### Provided information

────────

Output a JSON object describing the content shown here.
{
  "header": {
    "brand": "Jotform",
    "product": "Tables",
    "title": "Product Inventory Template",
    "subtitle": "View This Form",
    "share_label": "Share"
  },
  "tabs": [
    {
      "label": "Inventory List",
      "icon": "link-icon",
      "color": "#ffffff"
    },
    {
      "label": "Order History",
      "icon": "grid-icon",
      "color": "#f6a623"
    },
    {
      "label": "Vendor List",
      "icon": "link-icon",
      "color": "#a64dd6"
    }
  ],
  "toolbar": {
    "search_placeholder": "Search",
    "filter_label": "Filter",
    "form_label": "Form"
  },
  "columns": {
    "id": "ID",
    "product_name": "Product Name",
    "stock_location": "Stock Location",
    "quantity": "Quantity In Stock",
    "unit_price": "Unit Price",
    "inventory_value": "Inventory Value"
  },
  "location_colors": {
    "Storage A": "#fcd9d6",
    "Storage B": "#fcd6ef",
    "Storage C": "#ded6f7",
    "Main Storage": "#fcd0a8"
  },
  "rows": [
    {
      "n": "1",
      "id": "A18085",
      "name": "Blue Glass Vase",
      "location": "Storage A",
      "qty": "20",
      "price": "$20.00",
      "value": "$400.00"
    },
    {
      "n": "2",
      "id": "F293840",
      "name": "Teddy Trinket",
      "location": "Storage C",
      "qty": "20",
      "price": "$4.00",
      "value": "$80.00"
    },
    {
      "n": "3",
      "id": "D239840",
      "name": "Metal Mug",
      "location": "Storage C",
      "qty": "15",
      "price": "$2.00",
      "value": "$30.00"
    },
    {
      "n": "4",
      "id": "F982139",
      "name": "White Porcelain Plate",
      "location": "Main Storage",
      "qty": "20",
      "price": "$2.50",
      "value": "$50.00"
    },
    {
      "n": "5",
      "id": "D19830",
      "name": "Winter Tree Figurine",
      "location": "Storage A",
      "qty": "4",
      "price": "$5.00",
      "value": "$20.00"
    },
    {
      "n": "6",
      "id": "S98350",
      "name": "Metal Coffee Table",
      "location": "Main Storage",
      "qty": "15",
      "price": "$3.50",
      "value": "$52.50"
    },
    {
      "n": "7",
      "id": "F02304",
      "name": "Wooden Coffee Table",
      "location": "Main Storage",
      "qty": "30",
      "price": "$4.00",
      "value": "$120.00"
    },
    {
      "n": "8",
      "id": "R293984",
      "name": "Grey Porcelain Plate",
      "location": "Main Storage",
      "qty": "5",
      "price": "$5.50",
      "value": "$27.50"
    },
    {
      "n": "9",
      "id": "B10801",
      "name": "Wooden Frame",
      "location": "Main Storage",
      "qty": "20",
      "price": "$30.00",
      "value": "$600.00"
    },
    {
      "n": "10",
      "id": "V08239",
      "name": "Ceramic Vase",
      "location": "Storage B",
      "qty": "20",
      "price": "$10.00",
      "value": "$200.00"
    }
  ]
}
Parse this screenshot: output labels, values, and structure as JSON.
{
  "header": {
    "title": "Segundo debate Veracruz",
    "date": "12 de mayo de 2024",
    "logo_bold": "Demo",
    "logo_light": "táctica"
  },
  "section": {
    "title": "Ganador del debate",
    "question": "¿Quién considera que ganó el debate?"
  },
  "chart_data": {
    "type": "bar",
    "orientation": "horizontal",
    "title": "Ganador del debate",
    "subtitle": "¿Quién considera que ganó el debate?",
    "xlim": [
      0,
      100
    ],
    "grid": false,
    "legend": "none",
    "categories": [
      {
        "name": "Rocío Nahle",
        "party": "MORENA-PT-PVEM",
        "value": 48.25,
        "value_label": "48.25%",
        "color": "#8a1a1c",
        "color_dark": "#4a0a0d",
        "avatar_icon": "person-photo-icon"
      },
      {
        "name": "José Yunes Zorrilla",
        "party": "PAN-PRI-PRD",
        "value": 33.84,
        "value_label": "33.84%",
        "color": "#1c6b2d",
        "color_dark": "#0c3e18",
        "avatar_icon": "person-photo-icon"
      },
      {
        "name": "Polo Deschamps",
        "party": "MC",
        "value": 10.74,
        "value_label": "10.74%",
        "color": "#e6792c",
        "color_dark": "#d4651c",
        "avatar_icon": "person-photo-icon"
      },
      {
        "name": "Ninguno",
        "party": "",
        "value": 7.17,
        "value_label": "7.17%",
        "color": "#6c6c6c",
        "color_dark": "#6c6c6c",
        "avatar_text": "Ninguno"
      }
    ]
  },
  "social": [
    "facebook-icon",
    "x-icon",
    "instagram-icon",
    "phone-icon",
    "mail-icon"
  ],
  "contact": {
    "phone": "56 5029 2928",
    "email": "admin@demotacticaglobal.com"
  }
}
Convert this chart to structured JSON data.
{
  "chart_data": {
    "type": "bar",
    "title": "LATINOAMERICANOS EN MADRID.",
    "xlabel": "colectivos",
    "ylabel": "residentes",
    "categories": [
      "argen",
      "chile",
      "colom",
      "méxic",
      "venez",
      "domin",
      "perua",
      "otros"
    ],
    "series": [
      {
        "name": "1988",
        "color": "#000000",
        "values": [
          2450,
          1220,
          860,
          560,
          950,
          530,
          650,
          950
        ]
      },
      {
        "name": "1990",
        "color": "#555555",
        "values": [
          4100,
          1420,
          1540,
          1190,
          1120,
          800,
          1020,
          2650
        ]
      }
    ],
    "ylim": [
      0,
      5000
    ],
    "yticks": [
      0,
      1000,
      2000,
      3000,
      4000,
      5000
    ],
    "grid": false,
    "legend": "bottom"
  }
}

────────

### Written problem
Reproduce the listing in full. Keep it exactly as written.

### Exercise solution
Output a JSON object describing the content shown here.
{
  "header": {
    "brand": "Jotform",
    "product": "Tables",
    "title": "Product Inventory Template",
    "subtitle": "View This Form",
    "share_label": "Share"
  },
  "tabs": [
    {
      "label": "Inventory List",
      "icon": "link-icon",
      "color": "#ffffff"
    },
    {
      "label": "Order History",
      "icon": "grid-icon",
      "color": "#f6a623"
    },
    {
      "label": "Vendor List",
      "icon": "link-icon",
      "color": "#a64dd6"
    }
  ],
  "toolbar": {
    "search_placeholder": "Search",
    "filter_label": "Filter",
    "form_label": "Form"
  },
  "columns": {
    "id": "ID",
    "product_name": "Product Name",
    "stock_location": "Stock Location",
    "quantity": "Quantity In Stock",
    "unit_price": "Unit Price",
    "inventory_value": "Inventory Value"
  },
  "location_colors": {
    "Storage A": "#fcd9d6",
    "Storage B": "#fcd6ef",
    "Storage C": "#ded6f7",
    "Main Storage": "#fcd0a8"
  },
  "rows": [
    {
      "n": "1",
      "id": "A18085",
      "name": "Blue Glass Vase",
      "location": "Storage A",
      "qty": "20",
      "price": "$20.00",
      "value": "$400.00"
    },
    {
      "n": "2",
      "id": "F293840",
      "name": "Teddy Trinket",
      "location": "Storage C",
      "qty": "20",
      "price": "$4.00",
      "value": "$80.00"
    },
    {
      "n": "3",
      "id": "D239840",
      "name": "Metal Mug",
      "location": "Storage C",
      "qty": "15",
      "price": "$2.00",
      "value": "$30.00"
    },
    {
      "n": "4",
      "id": "F982139",
      "name": "White Porcelain Plate",
      "location": "Main Storage",
      "qty": "20",
      "price": "$2.50",
      "value": "$50.00"
    },
    {
      "n": "5",
      "id": "D19830",
      "name": "Winter Tree Figurine",
      "location": "Storage A",
      "qty": "4",
      "price": "$5.00",
      "value": "$20.00"
    },
    {
      "n": "6",
      "id": "S98350",
      "name": "Metal Coffee Table",
      "location": "Main Storage",
      "qty": "15",
      "price": "$3.50",
      "value": "$52.50"
    },
    {
      "n": "7",
      "id": "F02304",
      "name": "Wooden Coffee Table",
      "location": "Main Storage",
      "qty": "30",
      "price": "$4.00",
      "value": "$120.00"
    },
    {
      "n": "8",
      "id": "R293984",
      "name": "Grey Porcelain Plate",
      "location": "Main Storage",
      "qty": "5",
      "price": "$5.50",
      "value": "$27.50"
    },
    {
      "n": "9",
      "id": "B10801",
      "name": "Wooden Frame",
      "location": "Main Storage",
      "qty": "20",
      "price": "$30.00",
      "value": "$600.00"
    },
    {
      "n": "10",
      "id": "V08239",
      "name": "Ceramic Vase",
      "location": "Storage B",
      "qty": "20",
      "price": "$10.00",
      "value": "$200.00"
    }
  ]
}
Parse this screenshot: output labels, values, and structure as JSON.
{
  "header": {
    "title": "Segundo debate Veracruz",
    "date": "12 de mayo de 2024",
    "logo_bold": "Demo",
    "logo_light": "táctica"
  },
  "section": {
    "title": "Ganador del debate",
    "question": "¿Quién considera que ganó el debate?"
  },
  "chart_data": {
    "type": "bar",
    "orientation": "horizontal",
    "title": "Ganador del debate",
    "subtitle": "¿Quién considera que ganó el debate?",
    "xlim": [
      0,
      100
    ],
    "grid": false,
    "legend": "none",
    "categories": [
      {
        "name": "Rocío Nahle",
        "party": "MORENA-PT-PVEM",
        "value": 48.25,
        "value_label": "48.25%",
        "color": "#8a1a1c",
        "color_dark": "#4a0a0d",
        "avatar_icon": "person-photo-icon"
      },
      {
        "name": "José Yunes Zorrilla",
        "party": "PAN-PRI-PRD",
        "value": 33.84,
        "value_label": "33.84%",
        "color": "#1c6b2d",
        "color_dark": "#0c3e18",
        "avatar_icon": "person-photo-icon"
      },
      {
        "name": "Polo Deschamps",
        "party": "MC",
        "value": 10.74,
        "value_label": "10.74%",
        "color": "#e6792c",
        "color_dark": "#d4651c",
        "avatar_icon": "person-photo-icon"
      },
      {
        "name": "Ninguno",
        "party": "",
        "value": 7.17,
        "value_label": "7.17%",
        "color": "#6c6c6c",
        "color_dark": "#6c6c6c",
        "avatar_text": "Ninguno"
      }
    ]
  },
  "social": [
    "facebook-icon",
    "x-icon",
    "instagram-icon",
    "phone-icon",
    "mail-icon"
  ],
  "contact": {
    "phone": "56 5029 2928",
    "email": "admin@demotacticaglobal.com"
  }
}
Convert this chart to structured JSON data.
{
  "chart_data": {
    "type": "bar",
    "title": "LATINOAMERICANOS EN MADRID.",
    "xlabel": "colectivos",
    "ylabel": "residentes",
    "categories": [
      "argen",
      "chile",
      "colom",
      "méxic",
      "venez",
      "domin",
      "perua",
      "otros"
    ],
    "series": [
      {
        "name": "1988",
        "color": "#000000",
        "values": [
          2450,
          1220,
          860,
          560,
          950,
          530,
          650,
          950
        ]
      },
      {
        "name": "1990",
        "color": "#555555",
        "values": [
          4100,
          1420,
          1540,
          1190,
          1120,
          800,
          1020,
          2650
        ]
      }
    ],
    "ylim": [
      0,
      5000
    ],
    "yticks": [
      0,
      1000,
      2000,
      3000,
      4000,
      5000
    ],
    "grid": false,
    "legend": "bottom"
  }
}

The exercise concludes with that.